## Data records
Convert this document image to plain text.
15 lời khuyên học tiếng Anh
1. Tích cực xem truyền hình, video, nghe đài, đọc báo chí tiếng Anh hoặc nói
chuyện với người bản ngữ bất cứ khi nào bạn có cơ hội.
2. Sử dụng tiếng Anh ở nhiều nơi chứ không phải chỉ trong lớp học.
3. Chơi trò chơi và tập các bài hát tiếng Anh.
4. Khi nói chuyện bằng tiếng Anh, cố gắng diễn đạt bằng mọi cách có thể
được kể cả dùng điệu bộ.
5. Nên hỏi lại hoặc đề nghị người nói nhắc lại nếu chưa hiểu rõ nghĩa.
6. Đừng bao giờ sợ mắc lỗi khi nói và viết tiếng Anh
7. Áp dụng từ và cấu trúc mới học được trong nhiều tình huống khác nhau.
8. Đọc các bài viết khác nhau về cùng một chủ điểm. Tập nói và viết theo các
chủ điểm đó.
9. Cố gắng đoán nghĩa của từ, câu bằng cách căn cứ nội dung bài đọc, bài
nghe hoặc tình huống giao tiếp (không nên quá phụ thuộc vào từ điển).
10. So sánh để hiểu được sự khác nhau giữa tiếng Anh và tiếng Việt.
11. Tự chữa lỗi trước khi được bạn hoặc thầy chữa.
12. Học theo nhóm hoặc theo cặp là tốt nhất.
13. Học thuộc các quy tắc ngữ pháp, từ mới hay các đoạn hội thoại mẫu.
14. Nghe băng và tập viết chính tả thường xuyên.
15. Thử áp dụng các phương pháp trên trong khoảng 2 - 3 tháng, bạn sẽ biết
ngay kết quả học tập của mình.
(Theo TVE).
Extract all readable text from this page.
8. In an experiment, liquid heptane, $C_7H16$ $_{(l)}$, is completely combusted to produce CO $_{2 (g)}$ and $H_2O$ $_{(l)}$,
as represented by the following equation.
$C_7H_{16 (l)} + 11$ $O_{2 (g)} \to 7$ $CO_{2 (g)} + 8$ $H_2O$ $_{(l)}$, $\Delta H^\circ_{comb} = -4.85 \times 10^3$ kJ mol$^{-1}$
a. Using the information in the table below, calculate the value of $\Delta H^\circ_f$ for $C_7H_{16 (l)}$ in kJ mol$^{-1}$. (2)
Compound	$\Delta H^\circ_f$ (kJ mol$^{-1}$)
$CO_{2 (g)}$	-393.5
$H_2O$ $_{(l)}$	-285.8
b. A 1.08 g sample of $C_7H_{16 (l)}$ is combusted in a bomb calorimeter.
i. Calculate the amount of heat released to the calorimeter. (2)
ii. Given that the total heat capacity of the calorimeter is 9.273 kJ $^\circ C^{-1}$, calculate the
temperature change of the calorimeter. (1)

## Task to complete
Restate every record exactly, leaving nothing out.

## Exercise response
Convert this document image to plain text.
15 lời khuyên học tiếng Anh
1. Tích cực xem truyền hình, video, nghe đài, đọc báo chí tiếng Anh hoặc nói
chuyện với người bản ngữ bất cứ khi nào bạn có cơ hội.
2. Sử dụng tiếng Anh ở nhiều nơi chứ không phải chỉ trong lớp học.
3. Chơi trò chơi và tập các bài hát tiếng Anh.
4. Khi nói chuyện bằng tiếng Anh, cố gắng diễn đạt bằng mọi cách có thể
được kể cả dùng điệu bộ.
5. Nên hỏi lại hoặc đề nghị người nói nhắc lại nếu chưa hiểu rõ nghĩa.
6. Đừng bao giờ sợ mắc lỗi khi nói và viết tiếng Anh
7. Áp dụng từ và cấu trúc mới học được trong nhiều tình huống khác nhau.
8. Đọc các bài viết khác nhau về cùng một chủ điểm. Tập nói và viết theo các
chủ điểm đó.
9. Cố gắng đoán nghĩa của từ, câu bằng cách căn cứ nội dung bài đọc, bài
nghe hoặc tình huống giao tiếp (không nên quá phụ thuộc vào từ điển).
10. So sánh để hiểu được sự khác nhau giữa tiếng Anh và tiếng Việt.
11. Tự chữa lỗi trước khi được bạn hoặc thầy chữa.
12. Học theo nhóm hoặc theo cặp là tốt nhất.
13. Học thuộc các quy tắc ngữ pháp, từ mới hay các đoạn hội thoại mẫu.
14. Nghe băng và tập viết chính tả thường xuyên.
15. Thử áp dụng các phương pháp trên trong khoảng 2 - 3 tháng, bạn sẽ biết
ngay kết quả học tập của mình.
(Theo TVE).
Extract all readable text from this page.
8. In an experiment, liquid heptane, $C_7H16$ $_{(l)}$, is completely combusted to produce CO $_{2 (g)}$ and $H_2O$ $_{(l)}$,
as represented by the following equation.
$C_7H_{16 (l)} + 11$ $O_{2 (g)} \to 7$ $CO_{2 (g)} + 8$ $H_2O$ $_{(l)}$, $\Delta H^\circ_{comb} = -4.85 \times 10^3$ kJ mol$^{-1}$
a. Using the information in the table below, calculate the value of $\Delta H^\circ_f$ for $C_7H_{16 (l)}$ in kJ mol$^{-1}$. (2)
Compound	$\Delta H^\circ_f$ (kJ mol$^{-1}$)
$CO_{2 (g)}$	-393.5
$H_2O$ $_{(l)}$	-285.8
b. A 1.08 g sample of $C_7H_{16 (l)}$ is combusted in a bomb calorimeter.
i. Calculate the amount of heat released to the calorimeter. (2)
ii. Given that the total heat capacity of the calorimeter is 9.273 kJ $^\circ C^{-1}$, calculate the
temperature change of the calorimeter. (1)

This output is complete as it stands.